EXTRACTED DATA =
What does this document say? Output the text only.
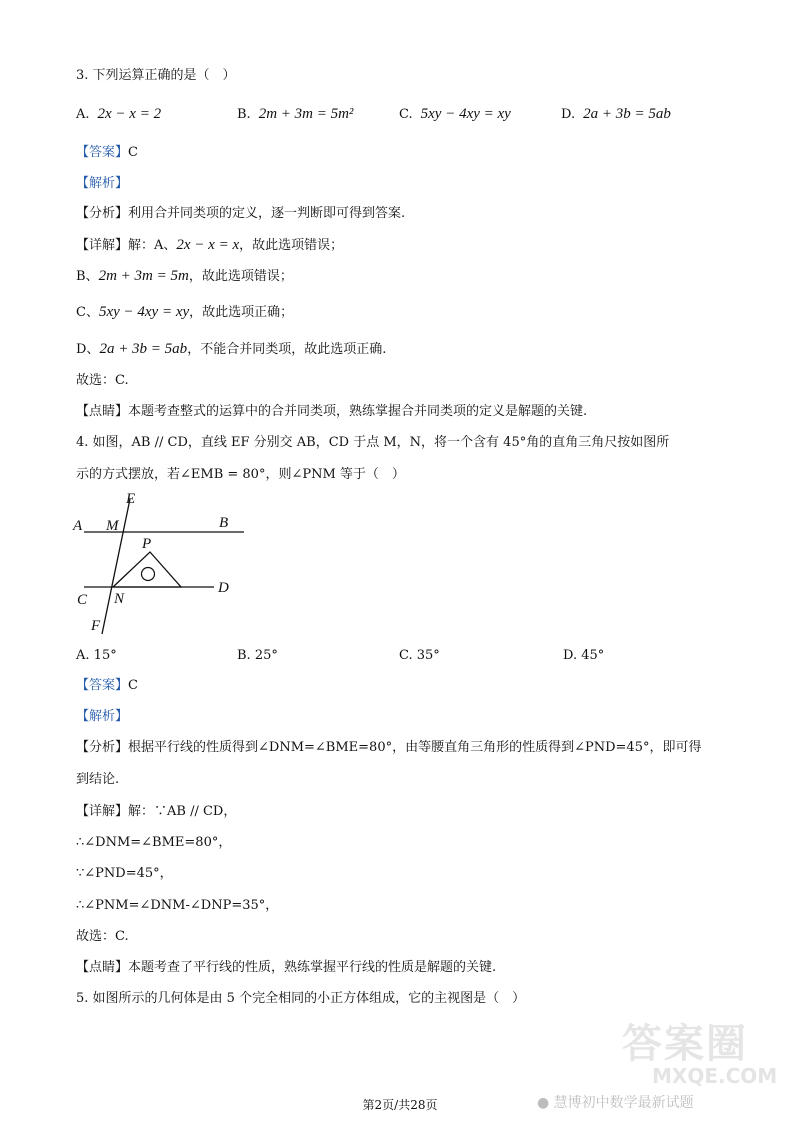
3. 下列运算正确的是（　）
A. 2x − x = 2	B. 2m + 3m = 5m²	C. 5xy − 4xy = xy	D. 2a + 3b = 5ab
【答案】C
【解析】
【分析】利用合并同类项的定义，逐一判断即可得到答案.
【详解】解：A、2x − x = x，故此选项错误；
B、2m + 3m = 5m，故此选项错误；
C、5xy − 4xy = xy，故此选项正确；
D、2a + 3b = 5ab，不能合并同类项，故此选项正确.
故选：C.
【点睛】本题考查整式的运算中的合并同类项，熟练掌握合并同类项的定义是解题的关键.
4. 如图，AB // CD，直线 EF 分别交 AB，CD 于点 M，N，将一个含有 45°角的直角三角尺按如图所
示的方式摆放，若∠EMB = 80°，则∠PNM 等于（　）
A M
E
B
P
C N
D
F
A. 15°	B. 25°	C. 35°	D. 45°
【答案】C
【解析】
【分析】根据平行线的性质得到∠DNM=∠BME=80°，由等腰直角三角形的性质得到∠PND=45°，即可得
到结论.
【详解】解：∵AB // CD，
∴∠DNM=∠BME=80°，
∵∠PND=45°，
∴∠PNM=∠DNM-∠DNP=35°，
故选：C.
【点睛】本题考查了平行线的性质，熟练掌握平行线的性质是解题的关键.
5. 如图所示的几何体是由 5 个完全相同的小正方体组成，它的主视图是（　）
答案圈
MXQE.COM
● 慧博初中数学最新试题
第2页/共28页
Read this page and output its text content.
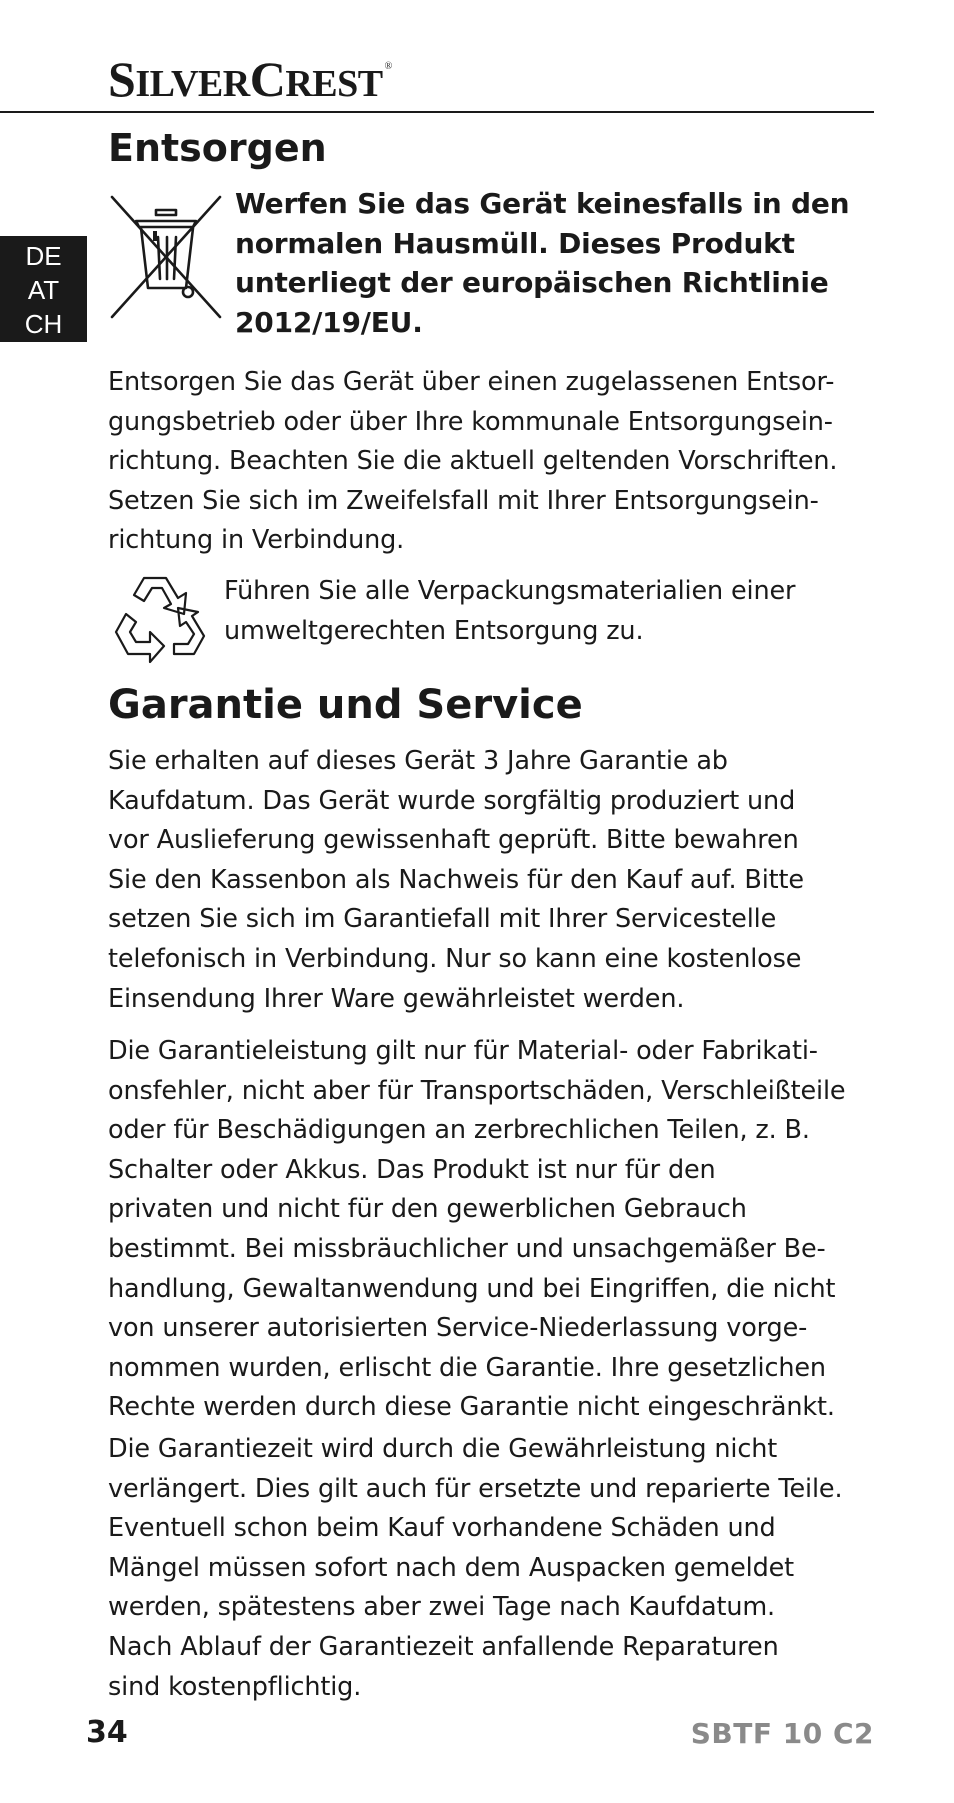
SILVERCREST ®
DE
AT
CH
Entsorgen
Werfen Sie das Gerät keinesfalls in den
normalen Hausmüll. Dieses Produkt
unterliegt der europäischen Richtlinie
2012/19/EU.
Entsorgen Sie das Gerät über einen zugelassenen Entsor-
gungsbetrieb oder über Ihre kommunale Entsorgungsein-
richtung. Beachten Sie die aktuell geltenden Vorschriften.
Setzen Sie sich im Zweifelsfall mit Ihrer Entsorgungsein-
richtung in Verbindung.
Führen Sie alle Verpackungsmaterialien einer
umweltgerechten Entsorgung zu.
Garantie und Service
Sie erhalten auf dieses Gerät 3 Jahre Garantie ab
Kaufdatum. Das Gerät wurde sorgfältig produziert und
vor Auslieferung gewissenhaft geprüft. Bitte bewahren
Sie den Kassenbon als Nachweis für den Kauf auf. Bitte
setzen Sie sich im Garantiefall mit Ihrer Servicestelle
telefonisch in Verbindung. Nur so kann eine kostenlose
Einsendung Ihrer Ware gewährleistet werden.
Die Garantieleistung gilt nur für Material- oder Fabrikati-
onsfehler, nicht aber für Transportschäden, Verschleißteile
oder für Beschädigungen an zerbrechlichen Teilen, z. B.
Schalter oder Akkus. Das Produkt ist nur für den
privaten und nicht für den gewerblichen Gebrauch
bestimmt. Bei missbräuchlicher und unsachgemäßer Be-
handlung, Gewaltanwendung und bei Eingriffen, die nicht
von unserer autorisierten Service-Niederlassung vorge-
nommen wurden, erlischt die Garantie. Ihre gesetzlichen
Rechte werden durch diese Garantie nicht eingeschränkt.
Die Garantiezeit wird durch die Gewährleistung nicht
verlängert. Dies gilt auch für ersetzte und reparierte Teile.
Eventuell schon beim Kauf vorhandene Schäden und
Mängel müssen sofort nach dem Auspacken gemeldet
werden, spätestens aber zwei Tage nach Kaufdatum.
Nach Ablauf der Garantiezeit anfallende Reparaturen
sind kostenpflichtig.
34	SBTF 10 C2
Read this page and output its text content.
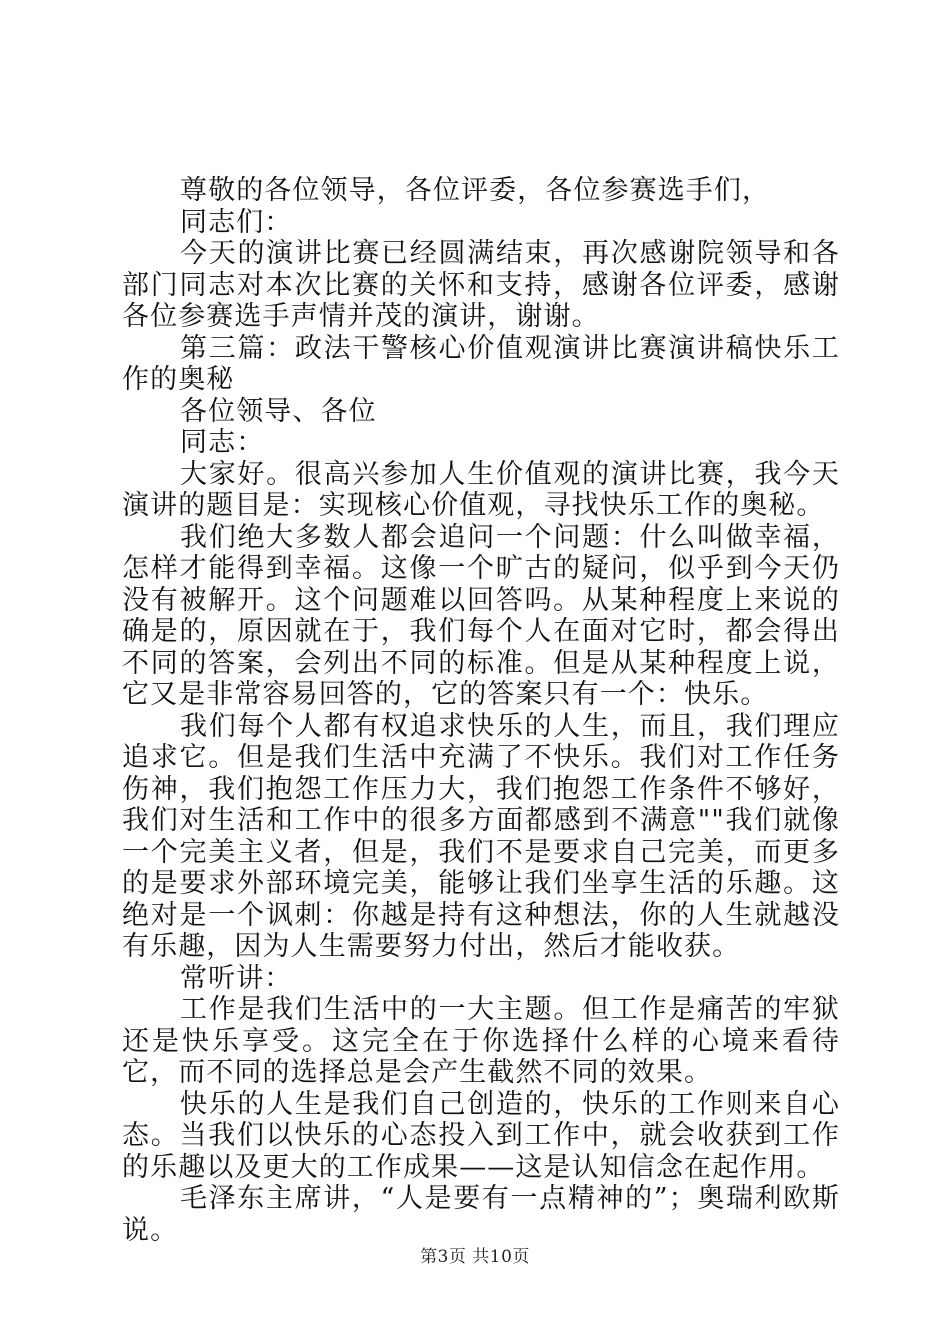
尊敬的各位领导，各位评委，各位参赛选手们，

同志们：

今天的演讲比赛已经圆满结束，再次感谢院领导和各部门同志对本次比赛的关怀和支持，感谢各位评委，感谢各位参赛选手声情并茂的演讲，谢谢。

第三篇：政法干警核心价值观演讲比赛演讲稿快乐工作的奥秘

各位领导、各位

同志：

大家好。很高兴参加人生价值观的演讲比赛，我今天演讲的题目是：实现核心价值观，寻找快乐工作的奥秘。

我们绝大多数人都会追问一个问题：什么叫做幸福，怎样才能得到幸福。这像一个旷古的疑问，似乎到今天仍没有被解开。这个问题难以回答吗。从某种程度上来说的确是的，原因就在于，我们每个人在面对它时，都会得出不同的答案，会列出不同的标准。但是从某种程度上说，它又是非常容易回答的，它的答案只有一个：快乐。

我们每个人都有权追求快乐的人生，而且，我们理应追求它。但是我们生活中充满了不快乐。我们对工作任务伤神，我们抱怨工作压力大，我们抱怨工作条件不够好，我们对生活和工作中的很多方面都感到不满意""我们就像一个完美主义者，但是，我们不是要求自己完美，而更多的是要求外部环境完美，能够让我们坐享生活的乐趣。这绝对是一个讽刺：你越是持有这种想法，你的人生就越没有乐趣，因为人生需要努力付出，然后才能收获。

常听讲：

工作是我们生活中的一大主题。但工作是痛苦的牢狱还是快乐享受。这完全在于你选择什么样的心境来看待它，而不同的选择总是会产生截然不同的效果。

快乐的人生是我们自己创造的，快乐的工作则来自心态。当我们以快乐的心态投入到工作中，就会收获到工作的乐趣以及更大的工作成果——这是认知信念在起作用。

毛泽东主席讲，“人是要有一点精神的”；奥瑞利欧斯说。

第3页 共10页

WHAT YOU NEED TO DO = Show every line from the entries above in which the word "nicht" appears.

WORKED ANSWER =
onsfehler, nicht aber für Transportschäden, Verschleißteile
privaten und nicht für den gewerblichen Gebrauch
handlung, Gewaltanwendung und bei Eingriffen, die nicht
Rechte werden durch diese Garantie nicht eingeschränkt.
Die Garantiezeit wird durch die Gewährleistung nicht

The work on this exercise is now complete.